## Text provided
══════
Posted by Rojas @ 3:59 pm on January 29th 2009

Bite the bullet

Jim Manzi’s comments today at The Atlantic business blog constitute the best single post I’ve read so far this year. You’ll want to read the whole thing–the directness is immensely refreshing and the anecdotal example he uses is perfect. You’ll like the “punchline” as well.

But the hard kernel of truth at the center of his essay is best of all. Emphasis mine:

American consumers are awash in debt, drowning in it. This is the fundamental issue with the stimulus proposal. We’re trying to borrow our way out of debt. Unfortunately, we need a recession. That is, consumption must decline because for some time we have been consuming more than we produce or have reasonable prospects of producing.

I have been sort of dancing around Manzi’s conclusion for a while now. I think it’s time to stop dancing.

The massive media and governmental panic over the recession is the product of the public’s mindset that short-term pain must be avoided at all costs. We are unwilling to defer pleasure under any set of circumstances, and the government perfectly mirrors the polity in its unwillingness to live within its means. Similarly, we resist any form of direct accountability for the consequences of our own actions; there is always “corporate greed” or “predatory lending” to blame for our own wretched, shortsighted decisions.

Manzi gets to the heart of the matter. The ongoing economic growth which our nation has been experiencing is the product of borrowed money. It is, therefore, illusory. We were borrowing from the future to finance our desires of the moment; now the future has arrived. We were always going to have to pay for our extravagance sooner or later. This recession simply represents the bill coming due.

The stimulus bill–indeed, all efforts to spend our way out of recession, or to eliminate it through tax reduction–represent a simple effort to kick the problem further down the road. These bills, too, will come due, and the pain will be all the greater. As long as we consume more than we produce, we are living on borrowed time. Our options are to produce more or consume less. Period.

For some time now, I have felt myself to be a minority of one where my feelings on emerging events have been concerned. I listen to tales of mortgage defaults without feeling a shred of sympathy for the “victims”, who almost universally locked themselves into deals that they hadn’t the remotest prospect of paying. I recieve robo-calls offering to help me out with my “predatory lenders” (I have no current debt worth mentioning, so I assume these are made at random) and I want to kick the caller in the teeth–and kick those who’d take them up on the offer even harder.

Now as the entire universe joins in chorus in support of some form of government bailout–Republicans, Democrats, and the media alike–I find myself alone again, intent on the idea that this recession is, indeed, necessary to the long-term economic security of the United States. Pain is our body’s way of telling us that our behavior is unsustainable. The proper response to this pain is not to load up on drugs, but to correctly identify and then alter the behavior that caused it.

It seems that Ron Paul is the only man in Washington who shares my views. It’s me, Ron, and Jim Manzi against the world.


  1. And me. This whole thing almost seems orchestrated to me at this point. When it doesn’t work, and it probably won’t, then what?
══════
## Source excerpt

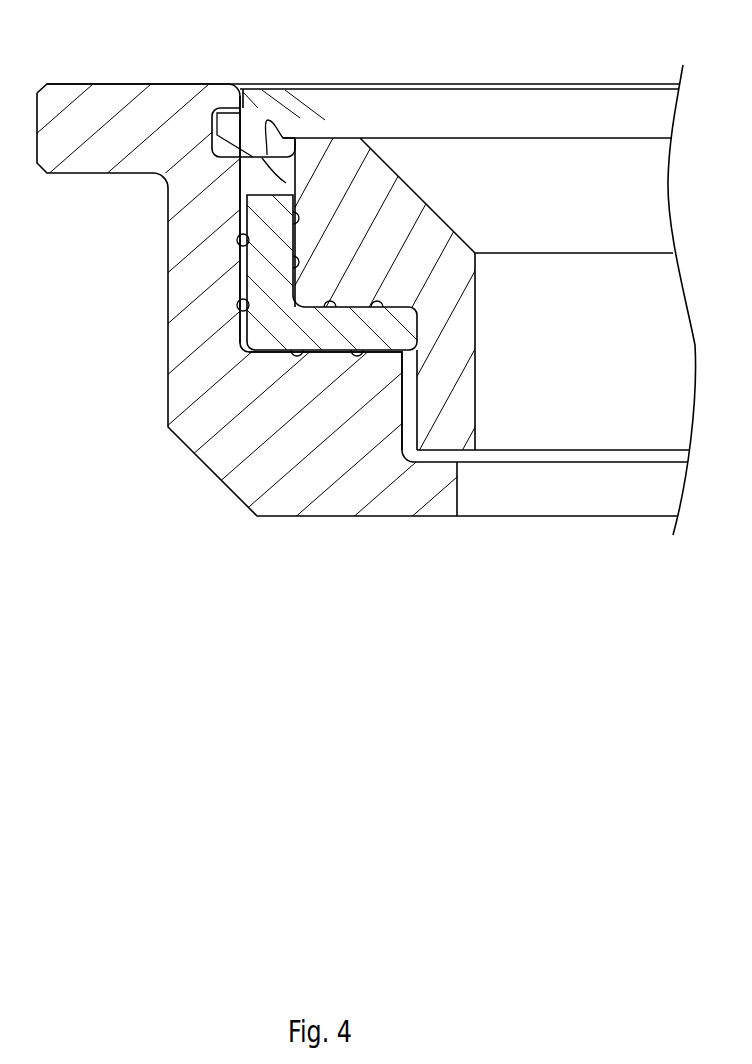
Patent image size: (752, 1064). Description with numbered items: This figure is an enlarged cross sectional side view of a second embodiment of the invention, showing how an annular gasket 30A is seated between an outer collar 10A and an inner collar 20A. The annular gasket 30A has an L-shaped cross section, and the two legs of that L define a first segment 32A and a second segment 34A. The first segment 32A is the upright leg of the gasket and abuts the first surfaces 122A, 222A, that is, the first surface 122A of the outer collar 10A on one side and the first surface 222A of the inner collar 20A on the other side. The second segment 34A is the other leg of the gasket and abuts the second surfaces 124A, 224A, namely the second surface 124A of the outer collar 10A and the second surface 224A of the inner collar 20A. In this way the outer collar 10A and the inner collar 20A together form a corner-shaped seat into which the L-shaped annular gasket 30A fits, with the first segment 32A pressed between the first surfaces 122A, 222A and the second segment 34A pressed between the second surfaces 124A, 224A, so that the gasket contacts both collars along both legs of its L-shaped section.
══════
## Work instructions
Please quote, word for word, the part of the recession blog post that opens with "Jim Manzi’s comments" and closes with "prospects of producing.".

## Solution
Jim Manzi’s comments today at The Atlantic business blog constitute the best single post I’ve read so far this year. You’ll want to read the whole thing–the directness is immensely refreshing and the anecdotal example he uses is perfect. You’ll like the “punchline” as well.

But the hard kernel of truth at the center of his essay is best of all. Emphasis mine:

American consumers are awash in debt, drowning in it. This is the fundamental issue with the stimulus proposal. We’re trying to borrow our way out of debt. Unfortunately, we need a recession. That is, consumption must decline because for some time we have been consuming more than we produce or have reasonable prospects of producing.